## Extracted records
========================================================================

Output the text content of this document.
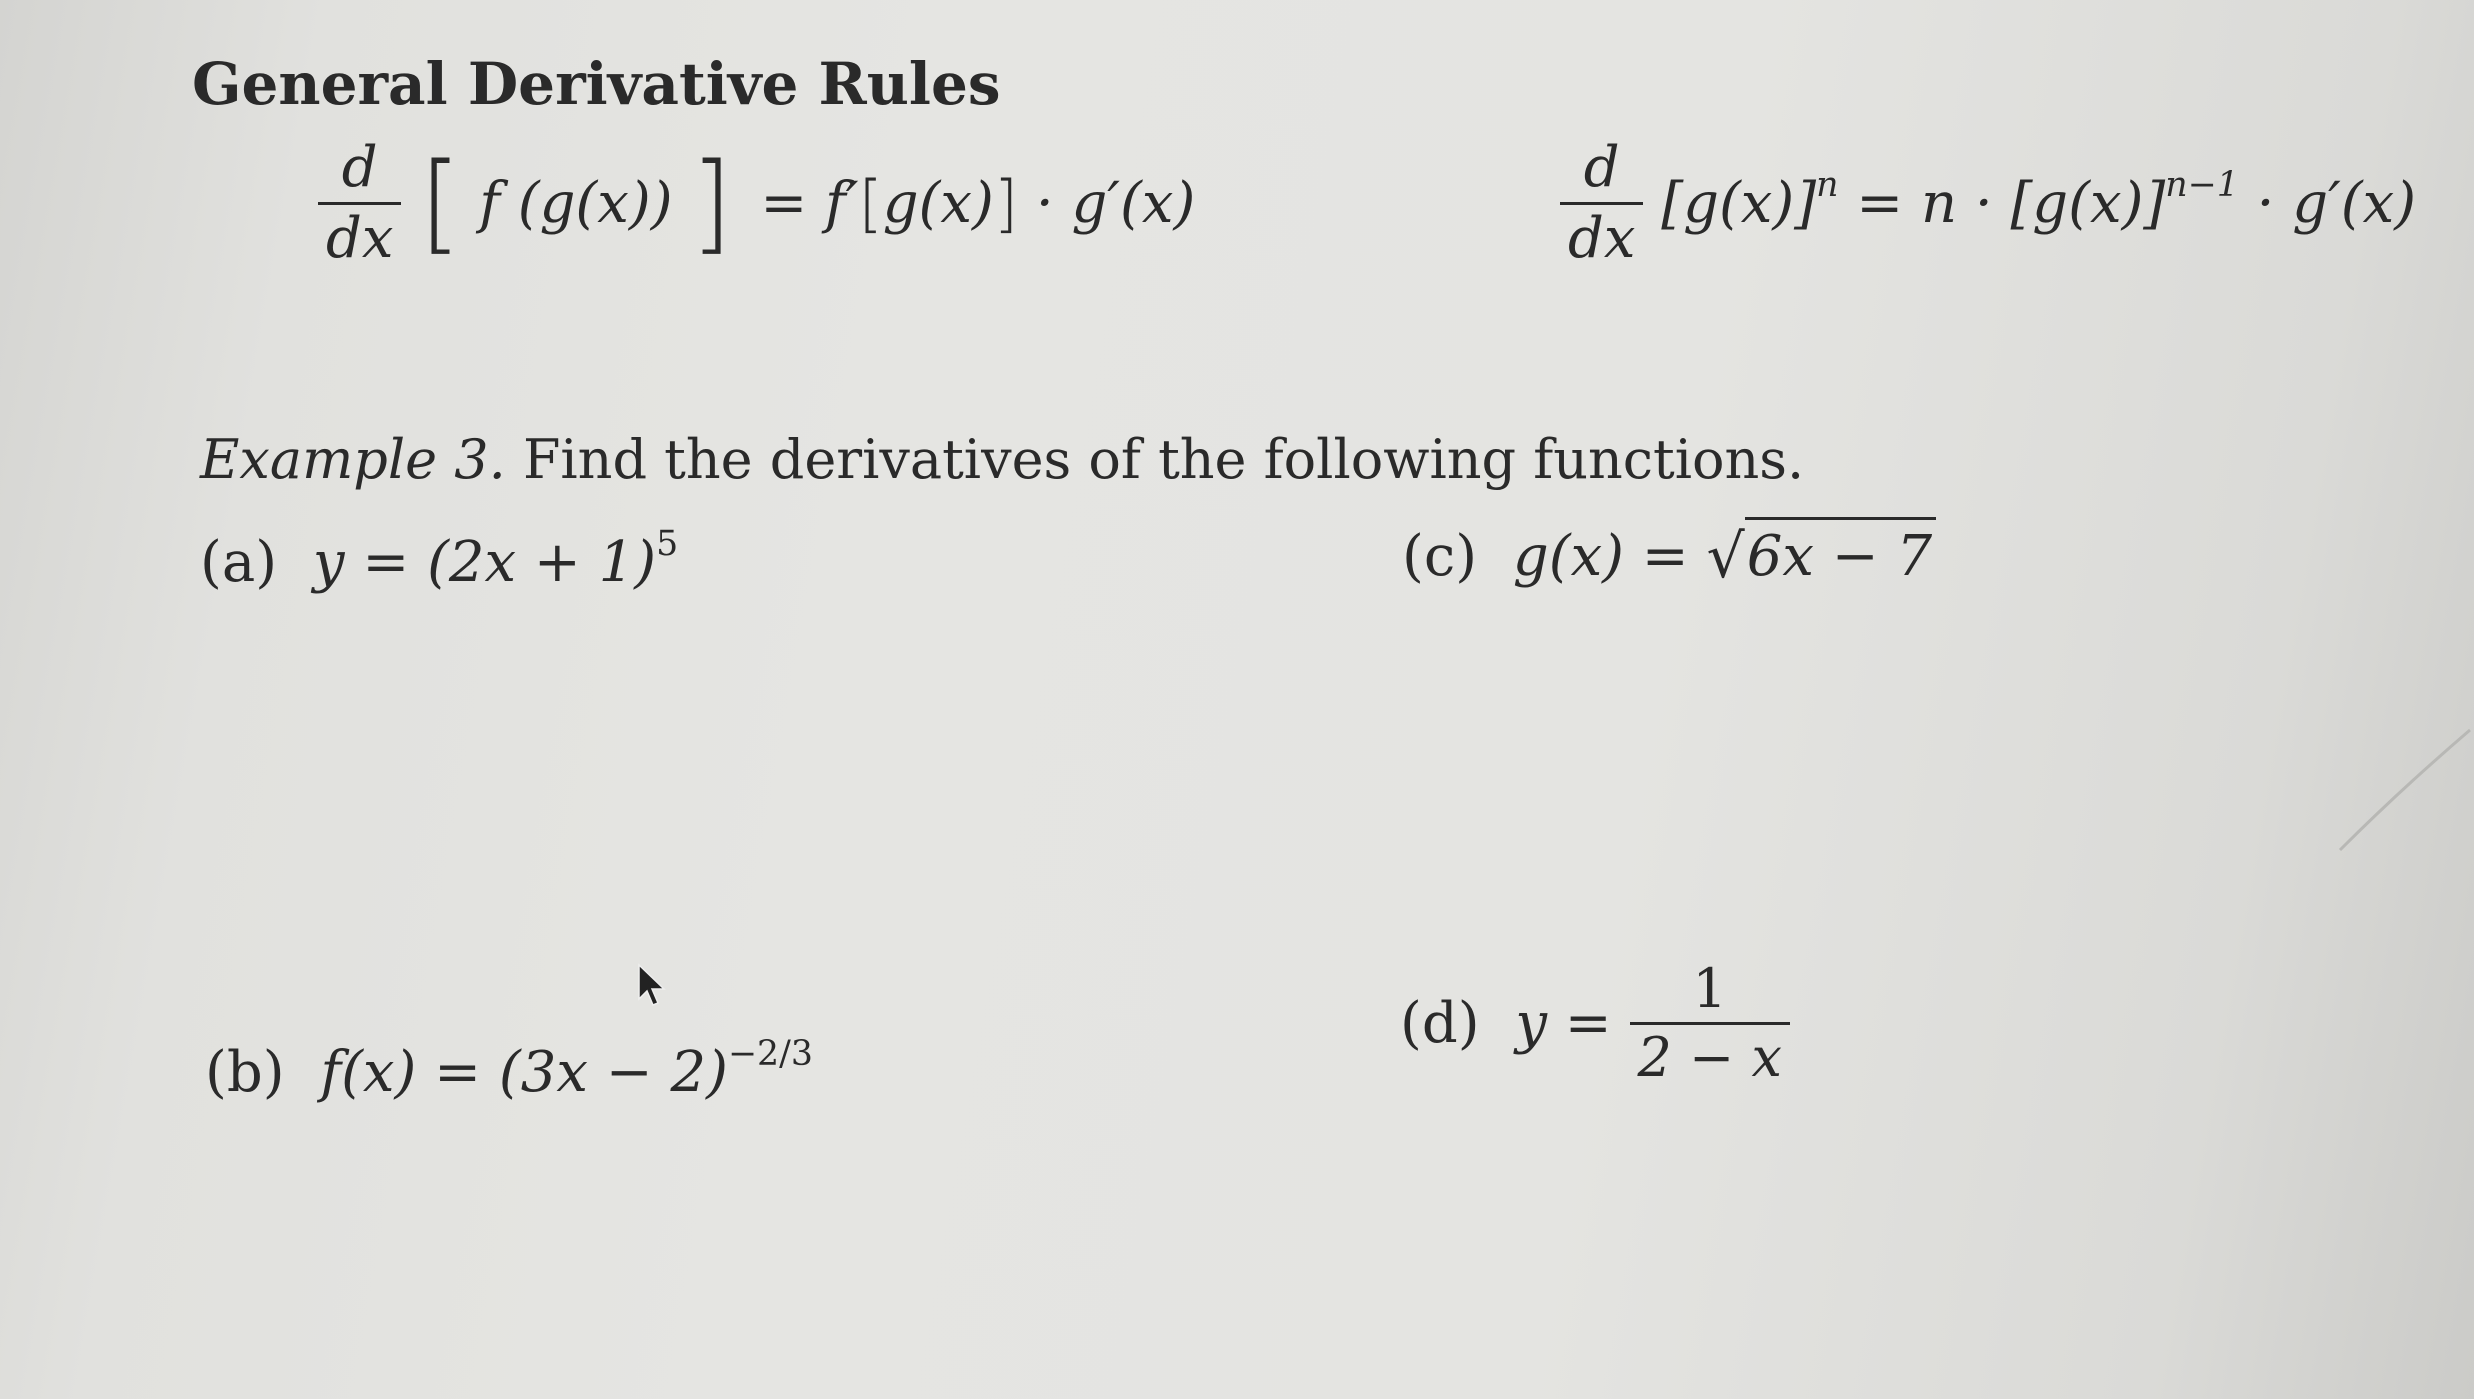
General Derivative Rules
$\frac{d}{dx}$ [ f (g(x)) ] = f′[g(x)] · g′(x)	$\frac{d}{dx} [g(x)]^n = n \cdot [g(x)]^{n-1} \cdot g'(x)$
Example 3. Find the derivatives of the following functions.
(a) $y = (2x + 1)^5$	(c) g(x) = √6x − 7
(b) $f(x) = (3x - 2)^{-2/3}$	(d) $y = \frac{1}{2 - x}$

========================================================================

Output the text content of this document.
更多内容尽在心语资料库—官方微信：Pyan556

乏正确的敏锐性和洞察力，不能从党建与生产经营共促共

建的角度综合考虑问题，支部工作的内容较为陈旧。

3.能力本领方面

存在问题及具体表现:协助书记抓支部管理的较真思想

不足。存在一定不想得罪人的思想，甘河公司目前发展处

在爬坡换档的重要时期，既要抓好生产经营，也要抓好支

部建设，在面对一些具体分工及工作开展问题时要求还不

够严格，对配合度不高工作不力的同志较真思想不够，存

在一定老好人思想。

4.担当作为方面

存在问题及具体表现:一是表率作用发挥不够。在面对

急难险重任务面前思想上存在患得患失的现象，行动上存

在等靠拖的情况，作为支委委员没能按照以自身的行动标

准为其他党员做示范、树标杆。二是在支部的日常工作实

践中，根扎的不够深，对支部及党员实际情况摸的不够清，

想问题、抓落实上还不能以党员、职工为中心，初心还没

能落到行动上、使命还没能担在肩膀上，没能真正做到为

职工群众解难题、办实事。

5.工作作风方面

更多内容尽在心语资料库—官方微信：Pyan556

========================================================================

## SET EXERCISE
Only the count is needed: the number of lines in the data that include the word "存在问题及具体表现".

## TASK RESULT
2